Your task is to transcribe all of the records exactly and leave out the pictures.

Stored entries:
━━━━━━━━━━━━━━━━━━━━

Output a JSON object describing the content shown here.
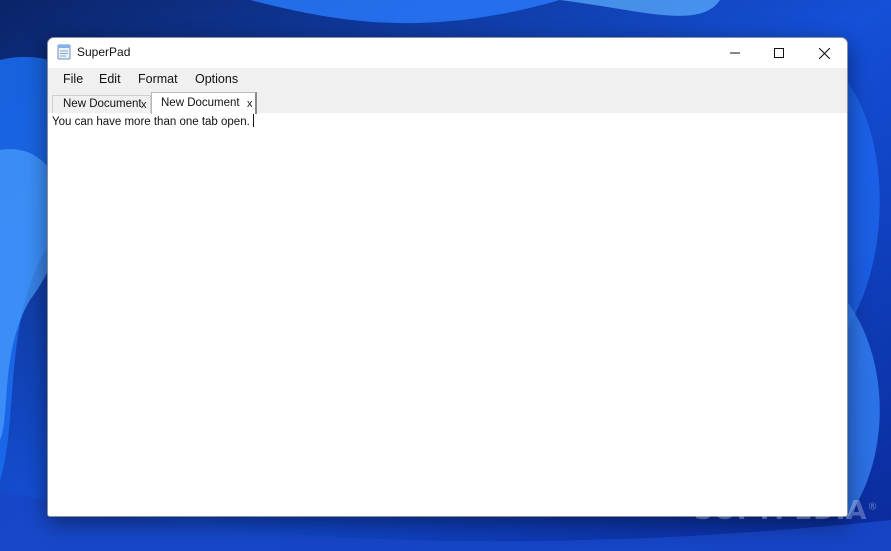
{
  "window": {
    "title": "SuperPad",
    "app_icon": "notepad-icon",
    "controls": [
      "minimize-icon",
      "maximize-icon",
      "close-icon"
    ]
  },
  "menubar": {
    "items": [
      {
        "label": "File"
      },
      {
        "label": "Edit"
      },
      {
        "label": "Format"
      },
      {
        "label": "Options"
      }
    ]
  },
  "tabs": [
    {
      "label": "New Document",
      "close": "x",
      "active": false
    },
    {
      "label": "New Document",
      "close": "x",
      "active": true
    }
  ],
  "editor": {
    "content": "You can have more than one tab open."
  },
  "watermark": {
    "text": "SOFTPEDIA",
    "mark": "®"
  },
  "colors": {
    "wallpaper": "#0a2a8a",
    "chrome": "#f0f0f0",
    "editor_bg": "#ffffff"
  }
}
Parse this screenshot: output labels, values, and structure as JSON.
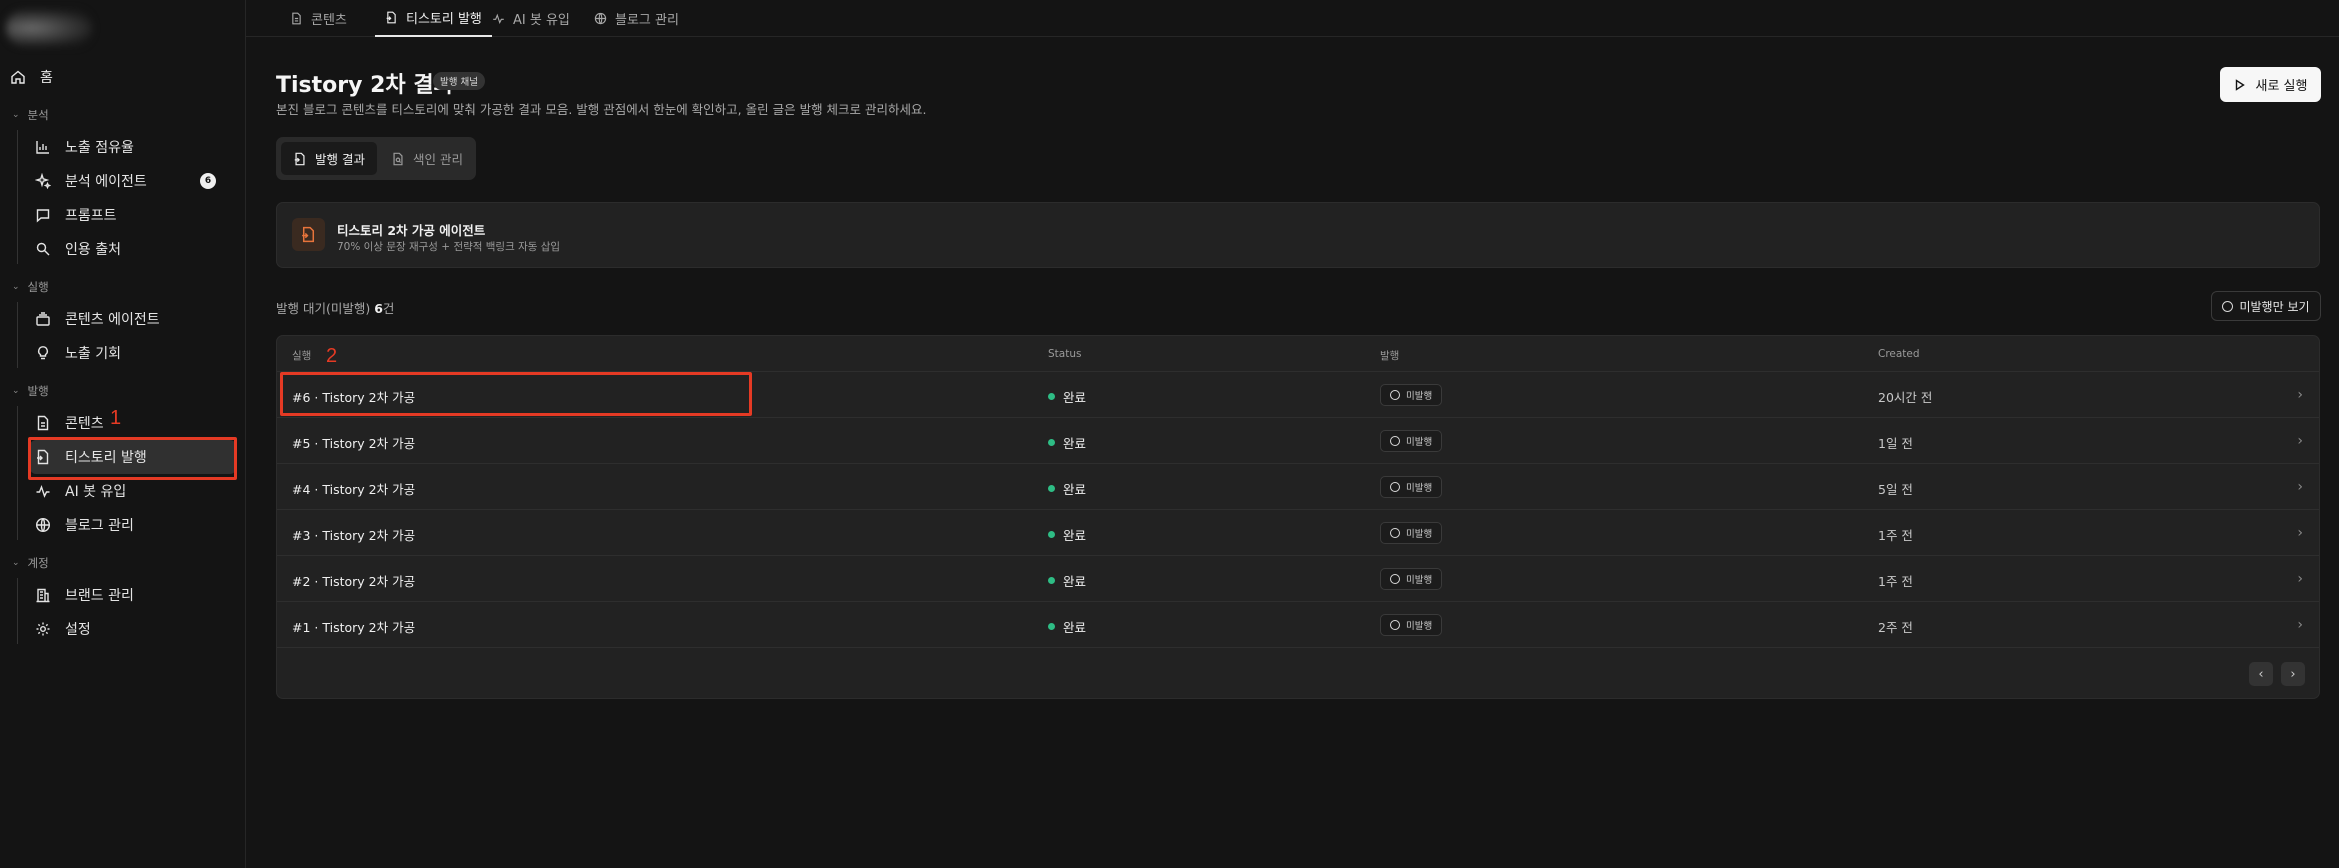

━━━━━━━━━━━━━━━━━━━━

» RESULT OF THIS EXERCISE:
Output a JSON object describing the content shown here.
{
  "window": {
    "title": "SuperPad",
    "app_icon": "notepad-icon",
    "controls": [
      "minimize-icon",
      "maximize-icon",
      "close-icon"
    ]
  },
  "menubar": {
    "items": [
      {
        "label": "File"
      },
      {
        "label": "Edit"
      },
      {
        "label": "Format"
      },
      {
        "label": "Options"
      }
    ]
  },
  "tabs": [
    {
      "label": "New Document",
      "close": "x",
      "active": false
    },
    {
      "label": "New Document",
      "close": "x",
      "active": true
    }
  ],
  "editor": {
    "content": "You can have more than one tab open."
  },
  "watermark": {
    "text": "SOFTPEDIA",
    "mark": "®"
  },
  "colors": {
    "wallpaper": "#0a2a8a",
    "chrome": "#f0f0f0",
    "editor_bg": "#ffffff"
  }
}
Parse this screenshot: output labels, values, and structure as JSON.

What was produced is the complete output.